Objective: Copy the data below word for word, omitting the picture.

Data provided:
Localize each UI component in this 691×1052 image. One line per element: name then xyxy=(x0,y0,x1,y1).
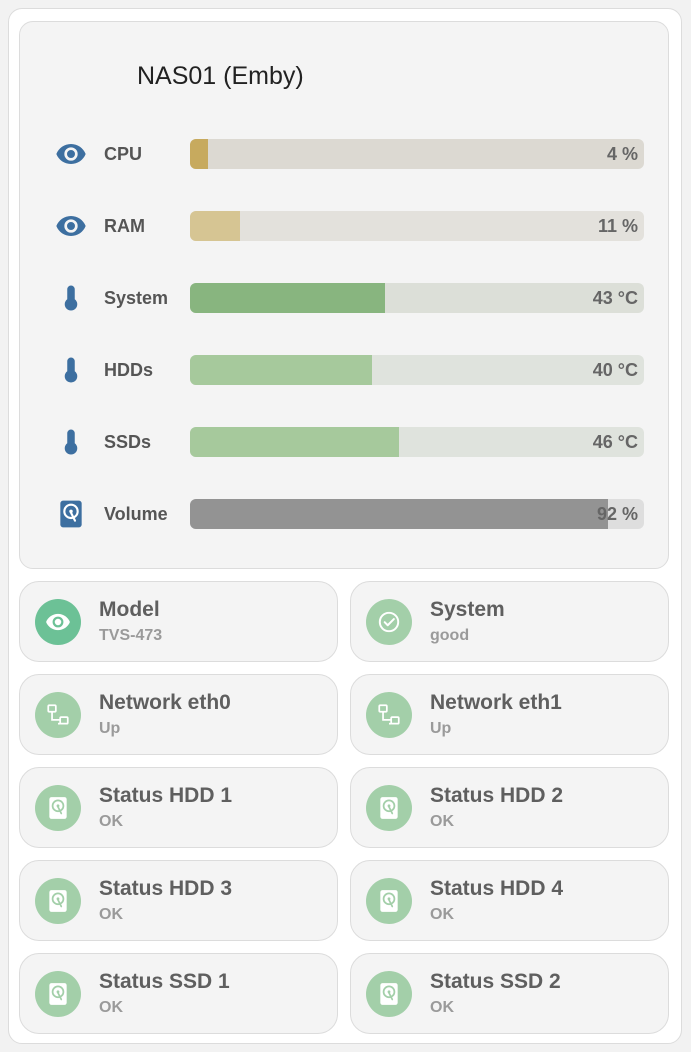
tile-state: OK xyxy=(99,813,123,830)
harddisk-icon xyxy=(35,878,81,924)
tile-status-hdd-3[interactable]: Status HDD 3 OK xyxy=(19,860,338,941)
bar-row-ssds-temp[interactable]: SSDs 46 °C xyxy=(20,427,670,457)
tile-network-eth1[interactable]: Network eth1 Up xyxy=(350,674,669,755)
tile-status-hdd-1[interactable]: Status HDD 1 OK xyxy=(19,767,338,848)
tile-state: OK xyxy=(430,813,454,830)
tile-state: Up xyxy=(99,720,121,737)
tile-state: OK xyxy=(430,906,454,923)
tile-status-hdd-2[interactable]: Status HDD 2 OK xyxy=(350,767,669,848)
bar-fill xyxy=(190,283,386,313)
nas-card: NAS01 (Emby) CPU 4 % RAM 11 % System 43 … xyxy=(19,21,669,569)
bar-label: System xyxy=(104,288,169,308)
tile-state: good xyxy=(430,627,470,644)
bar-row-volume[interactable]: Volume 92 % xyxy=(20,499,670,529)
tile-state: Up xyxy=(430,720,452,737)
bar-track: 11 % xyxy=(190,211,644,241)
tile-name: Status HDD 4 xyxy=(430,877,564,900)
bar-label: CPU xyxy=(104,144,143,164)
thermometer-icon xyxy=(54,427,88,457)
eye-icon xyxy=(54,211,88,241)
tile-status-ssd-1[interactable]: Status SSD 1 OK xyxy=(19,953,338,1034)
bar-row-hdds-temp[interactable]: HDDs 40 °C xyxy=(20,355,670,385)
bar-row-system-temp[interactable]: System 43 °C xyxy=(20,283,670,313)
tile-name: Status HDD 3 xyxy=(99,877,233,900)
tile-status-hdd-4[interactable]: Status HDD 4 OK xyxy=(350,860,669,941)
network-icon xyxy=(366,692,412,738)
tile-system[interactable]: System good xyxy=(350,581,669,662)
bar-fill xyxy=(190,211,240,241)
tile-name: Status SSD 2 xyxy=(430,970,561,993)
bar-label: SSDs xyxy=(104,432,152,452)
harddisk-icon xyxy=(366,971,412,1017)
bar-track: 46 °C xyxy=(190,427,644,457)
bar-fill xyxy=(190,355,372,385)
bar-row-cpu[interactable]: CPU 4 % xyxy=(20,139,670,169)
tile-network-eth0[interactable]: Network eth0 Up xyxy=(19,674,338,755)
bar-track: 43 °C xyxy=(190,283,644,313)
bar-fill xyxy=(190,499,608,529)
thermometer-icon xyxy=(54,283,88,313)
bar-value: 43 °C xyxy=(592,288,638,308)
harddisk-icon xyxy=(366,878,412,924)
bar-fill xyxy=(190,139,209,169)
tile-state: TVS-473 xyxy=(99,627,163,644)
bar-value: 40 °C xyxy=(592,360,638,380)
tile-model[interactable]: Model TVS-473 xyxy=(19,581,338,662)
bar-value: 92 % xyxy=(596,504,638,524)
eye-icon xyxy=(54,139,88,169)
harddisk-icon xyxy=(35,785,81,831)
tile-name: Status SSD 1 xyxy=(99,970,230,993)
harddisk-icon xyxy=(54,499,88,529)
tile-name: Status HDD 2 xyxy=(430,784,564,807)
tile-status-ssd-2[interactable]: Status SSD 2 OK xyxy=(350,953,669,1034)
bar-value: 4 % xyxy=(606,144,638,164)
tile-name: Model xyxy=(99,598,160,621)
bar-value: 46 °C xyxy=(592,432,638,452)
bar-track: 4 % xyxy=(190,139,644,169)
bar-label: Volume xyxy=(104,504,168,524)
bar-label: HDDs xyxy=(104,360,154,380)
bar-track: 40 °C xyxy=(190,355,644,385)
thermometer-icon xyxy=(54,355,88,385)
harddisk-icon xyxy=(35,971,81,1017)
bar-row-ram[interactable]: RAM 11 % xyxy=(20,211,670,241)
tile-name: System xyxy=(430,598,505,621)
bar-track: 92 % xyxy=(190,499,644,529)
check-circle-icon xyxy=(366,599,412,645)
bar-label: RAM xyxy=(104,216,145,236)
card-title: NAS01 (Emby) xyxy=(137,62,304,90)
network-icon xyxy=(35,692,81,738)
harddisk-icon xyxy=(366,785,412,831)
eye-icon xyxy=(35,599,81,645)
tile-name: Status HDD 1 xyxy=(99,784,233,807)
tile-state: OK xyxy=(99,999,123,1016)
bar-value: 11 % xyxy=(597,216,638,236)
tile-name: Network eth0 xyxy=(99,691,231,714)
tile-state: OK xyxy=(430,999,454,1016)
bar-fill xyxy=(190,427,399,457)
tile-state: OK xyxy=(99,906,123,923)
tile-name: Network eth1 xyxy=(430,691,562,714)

Exercise answer:
Localize each UI component in this 691×1052 image. One line per element: name then xyxy=(x0,y0,x1,y1).
tile-state: OK xyxy=(99,813,123,830)
harddisk-icon xyxy=(35,878,81,924)
tile-status-hdd-3[interactable]: Status HDD 3 OK xyxy=(19,860,338,941)
bar-row-ssds-temp[interactable]: SSDs 46 °C xyxy=(20,427,670,457)
tile-network-eth1[interactable]: Network eth1 Up xyxy=(350,674,669,755)
tile-status-hdd-1[interactable]: Status HDD 1 OK xyxy=(19,767,338,848)
tile-state: OK xyxy=(430,813,454,830)
tile-state: Up xyxy=(99,720,121,737)
tile-state: OK xyxy=(430,906,454,923)
tile-status-hdd-2[interactable]: Status HDD 2 OK xyxy=(350,767,669,848)
bar-fill xyxy=(190,283,386,313)
nas-card: NAS01 (Emby) CPU 4 % RAM 11 % System 43 … xyxy=(19,21,669,569)
bar-label: System xyxy=(104,288,169,308)
tile-state: good xyxy=(430,627,470,644)
bar-row-volume[interactable]: Volume 92 % xyxy=(20,499,670,529)
tile-state: Up xyxy=(430,720,452,737)
bar-track: 11 % xyxy=(190,211,644,241)
tile-name: Status HDD 4 xyxy=(430,877,564,900)
bar-label: CPU xyxy=(104,144,143,164)
thermometer-icon xyxy=(54,427,88,457)
eye-icon xyxy=(54,211,88,241)
tile-status-ssd-1[interactable]: Status SSD 1 OK xyxy=(19,953,338,1034)
bar-row-hdds-temp[interactable]: HDDs 40 °C xyxy=(20,355,670,385)
bar-row-system-temp[interactable]: System 43 °C xyxy=(20,283,670,313)
tile-name: Status HDD 3 xyxy=(99,877,233,900)
tile-status-hdd-4[interactable]: Status HDD 4 OK xyxy=(350,860,669,941)
network-icon xyxy=(366,692,412,738)
tile-system[interactable]: System good xyxy=(350,581,669,662)
bar-fill xyxy=(190,211,240,241)
tile-name: Status SSD 2 xyxy=(430,970,561,993)
bar-label: SSDs xyxy=(104,432,152,452)
harddisk-icon xyxy=(366,971,412,1017)
bar-track: 46 °C xyxy=(190,427,644,457)
bar-fill xyxy=(190,355,372,385)
bar-row-cpu[interactable]: CPU 4 % xyxy=(20,139,670,169)
tile-network-eth0[interactable]: Network eth0 Up xyxy=(19,674,338,755)
bar-track: 43 °C xyxy=(190,283,644,313)
bar-fill xyxy=(190,499,608,529)
thermometer-icon xyxy=(54,283,88,313)
bar-value: 43 °C xyxy=(592,288,638,308)
harddisk-icon xyxy=(366,878,412,924)
bar-fill xyxy=(190,139,209,169)
tile-state: TVS-473 xyxy=(99,627,163,644)
bar-value: 40 °C xyxy=(592,360,638,380)
tile-model[interactable]: Model TVS-473 xyxy=(19,581,338,662)
bar-value: 92 % xyxy=(596,504,638,524)
eye-icon xyxy=(54,139,88,169)
harddisk-icon xyxy=(35,785,81,831)
tile-name: Status SSD 1 xyxy=(99,970,230,993)
harddisk-icon xyxy=(54,499,88,529)
tile-name: Status HDD 2 xyxy=(430,784,564,807)
tile-status-ssd-2[interactable]: Status SSD 2 OK xyxy=(350,953,669,1034)
bar-value: 4 % xyxy=(606,144,638,164)
tile-name: Model xyxy=(99,598,160,621)
bar-value: 46 °C xyxy=(592,432,638,452)
bar-track: 4 % xyxy=(190,139,644,169)
bar-label: Volume xyxy=(104,504,168,524)
bar-label: HDDs xyxy=(104,360,154,380)
bar-track: 40 °C xyxy=(190,355,644,385)
thermometer-icon xyxy=(54,355,88,385)
harddisk-icon xyxy=(35,971,81,1017)
bar-row-ram[interactable]: RAM 11 % xyxy=(20,211,670,241)
tile-name: System xyxy=(430,598,505,621)
bar-track: 92 % xyxy=(190,499,644,529)
check-circle-icon xyxy=(366,599,412,645)
bar-label: RAM xyxy=(104,216,145,236)
card-title: NAS01 (Emby) xyxy=(137,62,304,90)
network-icon xyxy=(35,692,81,738)
harddisk-icon xyxy=(366,785,412,831)
eye-icon xyxy=(35,599,81,645)
tile-name: Status HDD 1 xyxy=(99,784,233,807)
tile-state: OK xyxy=(99,999,123,1016)
bar-value: 11 % xyxy=(597,216,638,236)
tile-name: Network eth0 xyxy=(99,691,231,714)
tile-state: OK xyxy=(430,999,454,1016)
bar-fill xyxy=(190,427,399,457)
tile-state: OK xyxy=(99,906,123,923)
tile-name: Network eth1 xyxy=(430,691,562,714)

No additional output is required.